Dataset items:
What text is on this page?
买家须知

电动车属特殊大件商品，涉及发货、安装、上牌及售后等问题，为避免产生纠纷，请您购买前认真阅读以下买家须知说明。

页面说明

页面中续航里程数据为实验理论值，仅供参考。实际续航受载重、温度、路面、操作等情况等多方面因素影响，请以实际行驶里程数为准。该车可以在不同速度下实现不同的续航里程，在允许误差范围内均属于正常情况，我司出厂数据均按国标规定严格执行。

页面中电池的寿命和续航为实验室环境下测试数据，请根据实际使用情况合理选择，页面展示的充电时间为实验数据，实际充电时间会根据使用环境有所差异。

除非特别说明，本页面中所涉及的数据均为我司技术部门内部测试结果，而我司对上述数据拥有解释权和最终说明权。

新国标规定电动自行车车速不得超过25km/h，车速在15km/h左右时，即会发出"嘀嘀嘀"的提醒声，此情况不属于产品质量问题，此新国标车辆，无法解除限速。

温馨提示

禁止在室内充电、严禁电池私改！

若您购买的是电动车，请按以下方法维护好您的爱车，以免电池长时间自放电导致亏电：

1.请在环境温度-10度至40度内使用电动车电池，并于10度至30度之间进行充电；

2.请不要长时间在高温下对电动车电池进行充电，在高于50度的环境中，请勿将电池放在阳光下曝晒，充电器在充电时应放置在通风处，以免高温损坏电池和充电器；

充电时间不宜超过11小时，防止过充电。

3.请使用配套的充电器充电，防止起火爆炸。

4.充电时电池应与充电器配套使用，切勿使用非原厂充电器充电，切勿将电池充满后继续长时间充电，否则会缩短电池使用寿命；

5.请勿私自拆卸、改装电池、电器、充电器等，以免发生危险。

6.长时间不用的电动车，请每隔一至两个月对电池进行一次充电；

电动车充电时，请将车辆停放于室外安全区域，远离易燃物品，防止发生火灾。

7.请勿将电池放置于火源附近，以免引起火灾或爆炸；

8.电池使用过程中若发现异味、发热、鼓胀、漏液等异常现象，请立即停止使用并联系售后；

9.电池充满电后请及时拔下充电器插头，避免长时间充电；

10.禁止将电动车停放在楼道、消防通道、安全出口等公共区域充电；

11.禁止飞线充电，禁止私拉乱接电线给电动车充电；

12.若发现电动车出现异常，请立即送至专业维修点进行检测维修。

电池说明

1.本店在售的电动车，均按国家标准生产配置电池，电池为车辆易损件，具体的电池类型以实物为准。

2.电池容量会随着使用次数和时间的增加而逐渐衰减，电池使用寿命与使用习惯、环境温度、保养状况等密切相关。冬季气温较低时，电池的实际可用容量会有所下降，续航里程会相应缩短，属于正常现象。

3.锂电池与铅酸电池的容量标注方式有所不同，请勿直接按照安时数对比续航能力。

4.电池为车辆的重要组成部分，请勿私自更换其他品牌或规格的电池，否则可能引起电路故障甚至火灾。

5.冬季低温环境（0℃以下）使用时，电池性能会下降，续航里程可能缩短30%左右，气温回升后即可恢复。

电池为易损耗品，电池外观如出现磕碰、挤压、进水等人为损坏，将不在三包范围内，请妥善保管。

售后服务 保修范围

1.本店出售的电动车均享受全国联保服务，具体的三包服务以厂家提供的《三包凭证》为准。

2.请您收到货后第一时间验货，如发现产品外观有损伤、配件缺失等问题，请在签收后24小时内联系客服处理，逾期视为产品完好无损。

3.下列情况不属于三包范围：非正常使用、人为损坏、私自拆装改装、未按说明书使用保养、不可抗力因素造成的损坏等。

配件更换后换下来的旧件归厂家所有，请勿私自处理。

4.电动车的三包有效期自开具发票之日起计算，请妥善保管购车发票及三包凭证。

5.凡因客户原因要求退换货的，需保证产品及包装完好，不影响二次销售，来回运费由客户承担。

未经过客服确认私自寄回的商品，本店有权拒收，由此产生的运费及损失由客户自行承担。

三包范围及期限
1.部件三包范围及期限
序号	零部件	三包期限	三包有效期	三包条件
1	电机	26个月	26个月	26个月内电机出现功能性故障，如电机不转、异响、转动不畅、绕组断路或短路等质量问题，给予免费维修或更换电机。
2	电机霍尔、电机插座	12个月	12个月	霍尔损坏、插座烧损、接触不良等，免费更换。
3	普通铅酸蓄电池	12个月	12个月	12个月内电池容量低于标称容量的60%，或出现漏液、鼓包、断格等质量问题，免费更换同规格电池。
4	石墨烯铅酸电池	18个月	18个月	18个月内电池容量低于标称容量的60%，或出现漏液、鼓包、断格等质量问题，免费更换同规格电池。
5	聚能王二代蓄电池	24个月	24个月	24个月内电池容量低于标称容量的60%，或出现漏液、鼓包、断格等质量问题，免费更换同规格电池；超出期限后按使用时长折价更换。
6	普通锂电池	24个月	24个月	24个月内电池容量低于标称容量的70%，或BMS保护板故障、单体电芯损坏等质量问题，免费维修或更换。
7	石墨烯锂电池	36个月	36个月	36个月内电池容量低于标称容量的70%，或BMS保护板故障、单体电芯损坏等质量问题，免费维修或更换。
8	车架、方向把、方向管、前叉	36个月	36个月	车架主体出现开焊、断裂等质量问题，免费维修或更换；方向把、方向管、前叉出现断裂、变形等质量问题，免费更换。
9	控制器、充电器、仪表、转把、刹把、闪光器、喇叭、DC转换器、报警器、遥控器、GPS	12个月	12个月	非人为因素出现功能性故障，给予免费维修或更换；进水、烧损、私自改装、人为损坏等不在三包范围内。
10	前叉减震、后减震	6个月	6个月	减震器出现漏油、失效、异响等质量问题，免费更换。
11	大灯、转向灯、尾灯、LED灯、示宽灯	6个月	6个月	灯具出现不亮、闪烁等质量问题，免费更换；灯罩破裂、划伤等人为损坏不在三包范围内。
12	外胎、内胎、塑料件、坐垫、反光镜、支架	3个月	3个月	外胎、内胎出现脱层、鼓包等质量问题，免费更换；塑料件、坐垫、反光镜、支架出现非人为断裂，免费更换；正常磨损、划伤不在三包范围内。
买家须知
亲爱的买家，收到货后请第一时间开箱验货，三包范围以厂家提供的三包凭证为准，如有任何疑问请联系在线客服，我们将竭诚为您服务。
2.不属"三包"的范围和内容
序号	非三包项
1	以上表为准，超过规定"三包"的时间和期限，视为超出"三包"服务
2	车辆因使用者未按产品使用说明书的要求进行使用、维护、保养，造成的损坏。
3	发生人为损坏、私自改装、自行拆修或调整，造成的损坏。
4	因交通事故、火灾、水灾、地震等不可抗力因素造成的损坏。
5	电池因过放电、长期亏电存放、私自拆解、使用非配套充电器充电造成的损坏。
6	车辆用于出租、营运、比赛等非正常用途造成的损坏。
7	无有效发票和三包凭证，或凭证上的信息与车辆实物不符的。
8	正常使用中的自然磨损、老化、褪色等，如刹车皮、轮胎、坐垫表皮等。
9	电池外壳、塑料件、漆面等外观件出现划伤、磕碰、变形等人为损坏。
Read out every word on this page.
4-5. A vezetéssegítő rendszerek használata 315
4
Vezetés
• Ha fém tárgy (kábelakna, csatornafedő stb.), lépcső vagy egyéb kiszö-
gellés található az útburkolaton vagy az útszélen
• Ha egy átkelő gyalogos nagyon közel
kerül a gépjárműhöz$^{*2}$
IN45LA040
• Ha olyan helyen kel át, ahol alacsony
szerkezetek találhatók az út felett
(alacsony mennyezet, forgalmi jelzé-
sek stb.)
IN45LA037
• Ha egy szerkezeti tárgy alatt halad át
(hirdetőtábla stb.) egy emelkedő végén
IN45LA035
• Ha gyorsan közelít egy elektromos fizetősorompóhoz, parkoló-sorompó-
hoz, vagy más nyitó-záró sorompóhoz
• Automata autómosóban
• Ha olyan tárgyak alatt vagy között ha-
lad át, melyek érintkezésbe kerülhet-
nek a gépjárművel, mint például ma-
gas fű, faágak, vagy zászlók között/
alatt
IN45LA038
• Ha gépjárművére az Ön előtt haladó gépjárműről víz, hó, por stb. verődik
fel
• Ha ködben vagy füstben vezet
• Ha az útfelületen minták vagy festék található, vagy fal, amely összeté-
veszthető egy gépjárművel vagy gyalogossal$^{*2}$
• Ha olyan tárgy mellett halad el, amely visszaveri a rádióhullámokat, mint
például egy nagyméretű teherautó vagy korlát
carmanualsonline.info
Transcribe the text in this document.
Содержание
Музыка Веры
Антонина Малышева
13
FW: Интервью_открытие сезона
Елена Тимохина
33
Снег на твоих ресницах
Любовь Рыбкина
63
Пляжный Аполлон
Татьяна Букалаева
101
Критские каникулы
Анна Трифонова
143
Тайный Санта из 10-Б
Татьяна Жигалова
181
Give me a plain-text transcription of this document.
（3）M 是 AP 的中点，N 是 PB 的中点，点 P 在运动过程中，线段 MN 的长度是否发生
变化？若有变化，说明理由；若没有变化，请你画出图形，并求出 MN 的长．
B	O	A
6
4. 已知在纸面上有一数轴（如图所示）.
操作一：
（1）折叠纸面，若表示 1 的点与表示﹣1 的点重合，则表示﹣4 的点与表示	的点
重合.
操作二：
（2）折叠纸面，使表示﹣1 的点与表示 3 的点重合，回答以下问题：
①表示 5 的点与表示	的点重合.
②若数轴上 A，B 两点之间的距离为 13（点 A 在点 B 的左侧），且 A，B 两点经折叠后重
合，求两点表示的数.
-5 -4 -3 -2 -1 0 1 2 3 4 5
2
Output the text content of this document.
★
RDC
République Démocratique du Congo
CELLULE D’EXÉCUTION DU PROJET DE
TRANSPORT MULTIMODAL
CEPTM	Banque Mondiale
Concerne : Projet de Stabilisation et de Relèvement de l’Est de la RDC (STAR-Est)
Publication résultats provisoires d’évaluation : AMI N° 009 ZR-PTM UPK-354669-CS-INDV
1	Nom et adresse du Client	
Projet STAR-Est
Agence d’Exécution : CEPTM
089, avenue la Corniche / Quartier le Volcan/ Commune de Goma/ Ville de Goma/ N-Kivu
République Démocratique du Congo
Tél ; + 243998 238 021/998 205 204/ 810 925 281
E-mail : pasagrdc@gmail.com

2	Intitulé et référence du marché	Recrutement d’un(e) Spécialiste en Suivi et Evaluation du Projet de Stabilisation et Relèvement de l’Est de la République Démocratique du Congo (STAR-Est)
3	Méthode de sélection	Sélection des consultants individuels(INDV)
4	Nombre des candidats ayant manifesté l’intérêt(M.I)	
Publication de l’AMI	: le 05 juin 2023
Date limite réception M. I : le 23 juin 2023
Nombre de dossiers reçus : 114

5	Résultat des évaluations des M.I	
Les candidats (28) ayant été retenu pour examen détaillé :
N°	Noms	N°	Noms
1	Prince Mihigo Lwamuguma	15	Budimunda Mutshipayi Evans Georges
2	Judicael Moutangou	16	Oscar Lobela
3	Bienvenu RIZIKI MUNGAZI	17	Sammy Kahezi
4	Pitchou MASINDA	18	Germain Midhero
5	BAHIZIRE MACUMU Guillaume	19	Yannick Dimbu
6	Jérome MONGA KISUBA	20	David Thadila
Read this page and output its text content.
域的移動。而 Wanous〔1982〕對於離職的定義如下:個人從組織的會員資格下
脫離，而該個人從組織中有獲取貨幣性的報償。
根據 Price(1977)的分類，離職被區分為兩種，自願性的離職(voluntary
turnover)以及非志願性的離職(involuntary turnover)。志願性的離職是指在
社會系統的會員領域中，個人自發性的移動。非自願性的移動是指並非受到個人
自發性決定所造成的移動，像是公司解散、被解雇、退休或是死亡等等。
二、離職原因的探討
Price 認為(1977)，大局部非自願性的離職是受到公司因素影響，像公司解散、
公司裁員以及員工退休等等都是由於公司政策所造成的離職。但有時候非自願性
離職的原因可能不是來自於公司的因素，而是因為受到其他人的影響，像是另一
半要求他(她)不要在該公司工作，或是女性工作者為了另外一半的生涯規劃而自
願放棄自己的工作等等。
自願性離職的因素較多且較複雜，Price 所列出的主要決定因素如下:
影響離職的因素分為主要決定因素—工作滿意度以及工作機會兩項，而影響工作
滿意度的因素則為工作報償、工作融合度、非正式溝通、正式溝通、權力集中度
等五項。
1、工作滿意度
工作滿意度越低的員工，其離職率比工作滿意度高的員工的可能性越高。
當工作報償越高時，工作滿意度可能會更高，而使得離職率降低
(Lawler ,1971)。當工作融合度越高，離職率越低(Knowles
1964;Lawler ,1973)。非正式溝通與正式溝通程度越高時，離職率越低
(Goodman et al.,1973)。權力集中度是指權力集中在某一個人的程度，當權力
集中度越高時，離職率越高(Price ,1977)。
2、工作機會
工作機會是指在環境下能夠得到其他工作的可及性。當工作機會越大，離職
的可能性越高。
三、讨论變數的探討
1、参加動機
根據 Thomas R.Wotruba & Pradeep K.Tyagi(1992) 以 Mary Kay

THE REQUEST: Reproduce each line from the records that contains the word "ayant".

THE REPLY:
4	Nombre des candidats ayant manifesté l’intérêt(M.I)	
Les candidats (28) ayant été retenu pour examen détaillé :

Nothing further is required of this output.